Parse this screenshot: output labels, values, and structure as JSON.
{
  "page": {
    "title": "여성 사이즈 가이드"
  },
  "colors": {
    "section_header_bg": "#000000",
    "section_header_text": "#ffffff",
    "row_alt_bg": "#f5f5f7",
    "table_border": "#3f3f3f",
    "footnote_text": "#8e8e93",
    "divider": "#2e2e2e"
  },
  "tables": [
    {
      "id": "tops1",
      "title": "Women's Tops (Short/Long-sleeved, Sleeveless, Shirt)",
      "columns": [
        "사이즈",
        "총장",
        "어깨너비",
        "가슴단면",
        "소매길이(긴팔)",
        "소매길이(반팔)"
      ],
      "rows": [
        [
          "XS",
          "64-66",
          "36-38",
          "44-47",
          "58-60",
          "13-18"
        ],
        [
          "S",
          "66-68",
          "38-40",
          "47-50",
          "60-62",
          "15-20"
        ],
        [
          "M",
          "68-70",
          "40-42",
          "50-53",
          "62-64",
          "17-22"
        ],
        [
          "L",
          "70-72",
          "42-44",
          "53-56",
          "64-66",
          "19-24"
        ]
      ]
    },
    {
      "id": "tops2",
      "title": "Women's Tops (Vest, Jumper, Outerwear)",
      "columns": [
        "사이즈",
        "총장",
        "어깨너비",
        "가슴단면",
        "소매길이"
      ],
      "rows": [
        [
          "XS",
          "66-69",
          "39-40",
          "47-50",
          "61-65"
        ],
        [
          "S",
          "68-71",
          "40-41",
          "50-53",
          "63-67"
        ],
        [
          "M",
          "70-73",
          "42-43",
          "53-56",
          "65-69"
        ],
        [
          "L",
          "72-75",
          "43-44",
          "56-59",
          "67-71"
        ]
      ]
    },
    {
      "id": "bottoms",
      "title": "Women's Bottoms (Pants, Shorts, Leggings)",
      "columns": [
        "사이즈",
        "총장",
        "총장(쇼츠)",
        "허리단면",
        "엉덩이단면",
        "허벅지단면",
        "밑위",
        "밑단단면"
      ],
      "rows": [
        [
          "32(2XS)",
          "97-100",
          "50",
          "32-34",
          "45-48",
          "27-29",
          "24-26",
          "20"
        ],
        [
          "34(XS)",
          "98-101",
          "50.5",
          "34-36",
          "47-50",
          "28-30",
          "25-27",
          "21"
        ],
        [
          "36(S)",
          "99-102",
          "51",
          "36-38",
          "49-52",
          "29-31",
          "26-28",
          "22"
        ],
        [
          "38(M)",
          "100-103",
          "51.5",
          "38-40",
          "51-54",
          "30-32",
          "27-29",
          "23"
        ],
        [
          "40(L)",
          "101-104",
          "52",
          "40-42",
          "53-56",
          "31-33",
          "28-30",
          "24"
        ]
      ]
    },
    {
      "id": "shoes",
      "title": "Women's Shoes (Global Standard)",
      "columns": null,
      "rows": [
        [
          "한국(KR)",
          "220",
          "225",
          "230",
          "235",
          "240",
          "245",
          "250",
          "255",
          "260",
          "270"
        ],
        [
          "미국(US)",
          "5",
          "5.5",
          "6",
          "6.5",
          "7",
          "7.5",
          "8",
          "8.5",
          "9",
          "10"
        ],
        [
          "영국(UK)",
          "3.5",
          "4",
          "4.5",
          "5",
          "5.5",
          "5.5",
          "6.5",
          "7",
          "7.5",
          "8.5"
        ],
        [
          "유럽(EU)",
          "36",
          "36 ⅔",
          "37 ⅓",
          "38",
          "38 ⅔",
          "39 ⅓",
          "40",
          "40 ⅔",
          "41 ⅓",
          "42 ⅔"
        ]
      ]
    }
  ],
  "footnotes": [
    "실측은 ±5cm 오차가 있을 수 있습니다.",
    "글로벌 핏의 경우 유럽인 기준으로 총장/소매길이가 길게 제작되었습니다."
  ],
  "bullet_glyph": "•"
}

________

Aim – Write down every line of the data exactly as it appears above.

Response below –
Parse this screenshot: output labels, values, and structure as JSON.
{
  "page": {
    "title": "여성 사이즈 가이드"
  },
  "colors": {
    "section_header_bg": "#000000",
    "section_header_text": "#ffffff",
    "row_alt_bg": "#f5f5f7",
    "table_border": "#3f3f3f",
    "footnote_text": "#8e8e93",
    "divider": "#2e2e2e"
  },
  "tables": [
    {
      "id": "tops1",
      "title": "Women's Tops (Short/Long-sleeved, Sleeveless, Shirt)",
      "columns": [
        "사이즈",
        "총장",
        "어깨너비",
        "가슴단면",
        "소매길이(긴팔)",
        "소매길이(반팔)"
      ],
      "rows": [
        [
          "XS",
          "64-66",
          "36-38",
          "44-47",
          "58-60",
          "13-18"
        ],
        [
          "S",
          "66-68",
          "38-40",
          "47-50",
          "60-62",
          "15-20"
        ],
        [
          "M",
          "68-70",
          "40-42",
          "50-53",
          "62-64",
          "17-22"
        ],
        [
          "L",
          "70-72",
          "42-44",
          "53-56",
          "64-66",
          "19-24"
        ]
      ]
    },
    {
      "id": "tops2",
      "title": "Women's Tops (Vest, Jumper, Outerwear)",
      "columns": [
        "사이즈",
        "총장",
        "어깨너비",
        "가슴단면",
        "소매길이"
      ],
      "rows": [
        [
          "XS",
          "66-69",
          "39-40",
          "47-50",
          "61-65"
        ],
        [
          "S",
          "68-71",
          "40-41",
          "50-53",
          "63-67"
        ],
        [
          "M",
          "70-73",
          "42-43",
          "53-56",
          "65-69"
        ],
        [
          "L",
          "72-75",
          "43-44",
          "56-59",
          "67-71"
        ]
      ]
    },
    {
      "id": "bottoms",
      "title": "Women's Bottoms (Pants, Shorts, Leggings)",
      "columns": [
        "사이즈",
        "총장",
        "총장(쇼츠)",
        "허리단면",
        "엉덩이단면",
        "허벅지단면",
        "밑위",
        "밑단단면"
      ],
      "rows": [
        [
          "32(2XS)",
          "97-100",
          "50",
          "32-34",
          "45-48",
          "27-29",
          "24-26",
          "20"
        ],
        [
          "34(XS)",
          "98-101",
          "50.5",
          "34-36",
          "47-50",
          "28-30",
          "25-27",
          "21"
        ],
        [
          "36(S)",
          "99-102",
          "51",
          "36-38",
          "49-52",
          "29-31",
          "26-28",
          "22"
        ],
        [
          "38(M)",
          "100-103",
          "51.5",
          "38-40",
          "51-54",
          "30-32",
          "27-29",
          "23"
        ],
        [
          "40(L)",
          "101-104",
          "52",
          "40-42",
          "53-56",
          "31-33",
          "28-30",
          "24"
        ]
      ]
    },
    {
      "id": "shoes",
      "title": "Women's Shoes (Global Standard)",
      "columns": null,
      "rows": [
        [
          "한국(KR)",
          "220",
          "225",
          "230",
          "235",
          "240",
          "245",
          "250",
          "255",
          "260",
          "270"
        ],
        [
          "미국(US)",
          "5",
          "5.5",
          "6",
          "6.5",
          "7",
          "7.5",
          "8",
          "8.5",
          "9",
          "10"
        ],
        [
          "영국(UK)",
          "3.5",
          "4",
          "4.5",
          "5",
          "5.5",
          "5.5",
          "6.5",
          "7",
          "7.5",
          "8.5"
        ],
        [
          "유럽(EU)",
          "36",
          "36 ⅔",
          "37 ⅓",
          "38",
          "38 ⅔",
          "39 ⅓",
          "40",
          "40 ⅔",
          "41 ⅓",
          "42 ⅔"
        ]
      ]
    }
  ],
  "footnotes": [
    "실측은 ±5cm 오차가 있을 수 있습니다.",
    "글로벌 핏의 경우 유럽인 기준으로 총장/소매길이가 길게 제작되었습니다."
  ],
  "bullet_glyph": "•"
}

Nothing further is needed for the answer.